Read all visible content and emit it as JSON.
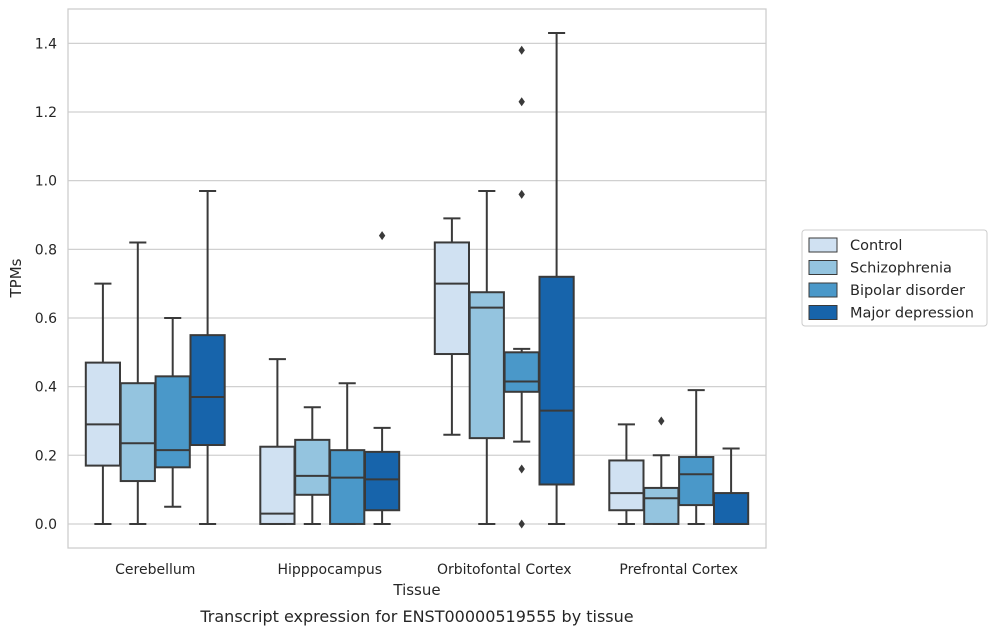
{
  "chart_data": {
    "type": "box",
    "caption": "Transcript expression for ENST00000519555 by tissue",
    "xlabel": "Tissue",
    "ylabel": "TPMs",
    "ylim": [
      -0.07,
      1.5
    ],
    "yticks": [
      "0.0",
      "0.2",
      "0.4",
      "0.6",
      "0.8",
      "1.0",
      "1.2",
      "1.4"
    ],
    "grid": true,
    "legend_position": "right",
    "categories": [
      "Cerebellum",
      "Hipppocampus",
      "Orbitofontal Cortex",
      "Prefrontal Cortex"
    ],
    "series": [
      {
        "name": "Control",
        "color": "#d0e1f2",
        "boxes": [
          {
            "whislo": 0.0,
            "q1": 0.17,
            "med": 0.29,
            "q3": 0.47,
            "whishi": 0.7,
            "fliers": []
          },
          {
            "whislo": 0.0,
            "q1": 0.0,
            "med": 0.03,
            "q3": 0.225,
            "whishi": 0.48,
            "fliers": []
          },
          {
            "whislo": 0.26,
            "q1": 0.495,
            "med": 0.7,
            "q3": 0.82,
            "whishi": 0.89,
            "fliers": []
          },
          {
            "whislo": 0.0,
            "q1": 0.04,
            "med": 0.09,
            "q3": 0.185,
            "whishi": 0.29,
            "fliers": []
          }
        ]
      },
      {
        "name": "Schizophrenia",
        "color": "#94c4df",
        "boxes": [
          {
            "whislo": 0.0,
            "q1": 0.125,
            "med": 0.235,
            "q3": 0.41,
            "whishi": 0.82,
            "fliers": []
          },
          {
            "whislo": 0.0,
            "q1": 0.085,
            "med": 0.14,
            "q3": 0.245,
            "whishi": 0.34,
            "fliers": []
          },
          {
            "whislo": 0.0,
            "q1": 0.25,
            "med": 0.63,
            "q3": 0.675,
            "whishi": 0.97,
            "fliers": []
          },
          {
            "whislo": 0.0,
            "q1": 0.0,
            "med": 0.075,
            "q3": 0.105,
            "whishi": 0.2,
            "fliers": [
              0.3
            ]
          }
        ]
      },
      {
        "name": "Bipolar disorder",
        "color": "#4a98c9",
        "boxes": [
          {
            "whislo": 0.05,
            "q1": 0.165,
            "med": 0.215,
            "q3": 0.43,
            "whishi": 0.6,
            "fliers": []
          },
          {
            "whislo": 0.0,
            "q1": 0.0,
            "med": 0.135,
            "q3": 0.215,
            "whishi": 0.41,
            "fliers": []
          },
          {
            "whislo": 0.24,
            "q1": 0.385,
            "med": 0.415,
            "q3": 0.5,
            "whishi": 0.51,
            "fliers": [
              0.16,
              0.0,
              0.96,
              1.23,
              1.38
            ]
          },
          {
            "whislo": 0.0,
            "q1": 0.055,
            "med": 0.145,
            "q3": 0.195,
            "whishi": 0.39,
            "fliers": []
          }
        ]
      },
      {
        "name": "Major depression",
        "color": "#1764ab",
        "boxes": [
          {
            "whislo": 0.0,
            "q1": 0.23,
            "med": 0.37,
            "q3": 0.55,
            "whishi": 0.97,
            "fliers": []
          },
          {
            "whislo": 0.0,
            "q1": 0.04,
            "med": 0.13,
            "q3": 0.21,
            "whishi": 0.28,
            "fliers": [
              0.84
            ]
          },
          {
            "whislo": 0.0,
            "q1": 0.115,
            "med": 0.33,
            "q3": 0.72,
            "whishi": 1.43,
            "fliers": []
          },
          {
            "whislo": 0.0,
            "q1": 0.0,
            "med": 0.0,
            "q3": 0.09,
            "whishi": 0.22,
            "fliers": []
          }
        ]
      }
    ]
  }
}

********

= Exercise goal =
Leave out the pictures and give the listing above again exactly.

= Final answer =
Read all visible content and emit it as JSON.
{
  "chart_data": {
    "type": "box",
    "caption": "Transcript expression for ENST00000519555 by tissue",
    "xlabel": "Tissue",
    "ylabel": "TPMs",
    "ylim": [
      -0.07,
      1.5
    ],
    "yticks": [
      "0.0",
      "0.2",
      "0.4",
      "0.6",
      "0.8",
      "1.0",
      "1.2",
      "1.4"
    ],
    "grid": true,
    "legend_position": "right",
    "categories": [
      "Cerebellum",
      "Hipppocampus",
      "Orbitofontal Cortex",
      "Prefrontal Cortex"
    ],
    "series": [
      {
        "name": "Control",
        "color": "#d0e1f2",
        "boxes": [
          {
            "whislo": 0.0,
            "q1": 0.17,
            "med": 0.29,
            "q3": 0.47,
            "whishi": 0.7,
            "fliers": []
          },
          {
            "whislo": 0.0,
            "q1": 0.0,
            "med": 0.03,
            "q3": 0.225,
            "whishi": 0.48,
            "fliers": []
          },
          {
            "whislo": 0.26,
            "q1": 0.495,
            "med": 0.7,
            "q3": 0.82,
            "whishi": 0.89,
            "fliers": []
          },
          {
            "whislo": 0.0,
            "q1": 0.04,
            "med": 0.09,
            "q3": 0.185,
            "whishi": 0.29,
            "fliers": []
          }
        ]
      },
      {
        "name": "Schizophrenia",
        "color": "#94c4df",
        "boxes": [
          {
            "whislo": 0.0,
            "q1": 0.125,
            "med": 0.235,
            "q3": 0.41,
            "whishi": 0.82,
            "fliers": []
          },
          {
            "whislo": 0.0,
            "q1": 0.085,
            "med": 0.14,
            "q3": 0.245,
            "whishi": 0.34,
            "fliers": []
          },
          {
            "whislo": 0.0,
            "q1": 0.25,
            "med": 0.63,
            "q3": 0.675,
            "whishi": 0.97,
            "fliers": []
          },
          {
            "whislo": 0.0,
            "q1": 0.0,
            "med": 0.075,
            "q3": 0.105,
            "whishi": 0.2,
            "fliers": [
              0.3
            ]
          }
        ]
      },
      {
        "name": "Bipolar disorder",
        "color": "#4a98c9",
        "boxes": [
          {
            "whislo": 0.05,
            "q1": 0.165,
            "med": 0.215,
            "q3": 0.43,
            "whishi": 0.6,
            "fliers": []
          },
          {
            "whislo": 0.0,
            "q1": 0.0,
            "med": 0.135,
            "q3": 0.215,
            "whishi": 0.41,
            "fliers": []
          },
          {
            "whislo": 0.24,
            "q1": 0.385,
            "med": 0.415,
            "q3": 0.5,
            "whishi": 0.51,
            "fliers": [
              0.16,
              0.0,
              0.96,
              1.23,
              1.38
            ]
          },
          {
            "whislo": 0.0,
            "q1": 0.055,
            "med": 0.145,
            "q3": 0.195,
            "whishi": 0.39,
            "fliers": []
          }
        ]
      },
      {
        "name": "Major depression",
        "color": "#1764ab",
        "boxes": [
          {
            "whislo": 0.0,
            "q1": 0.23,
            "med": 0.37,
            "q3": 0.55,
            "whishi": 0.97,
            "fliers": []
          },
          {
            "whislo": 0.0,
            "q1": 0.04,
            "med": 0.13,
            "q3": 0.21,
            "whishi": 0.28,
            "fliers": [
              0.84
            ]
          },
          {
            "whislo": 0.0,
            "q1": 0.115,
            "med": 0.33,
            "q3": 0.72,
            "whishi": 1.43,
            "fliers": []
          },
          {
            "whislo": 0.0,
            "q1": 0.0,
            "med": 0.0,
            "q3": 0.09,
            "whishi": 0.22,
            "fliers": []
          }
        ]
      }
    ]
  }
}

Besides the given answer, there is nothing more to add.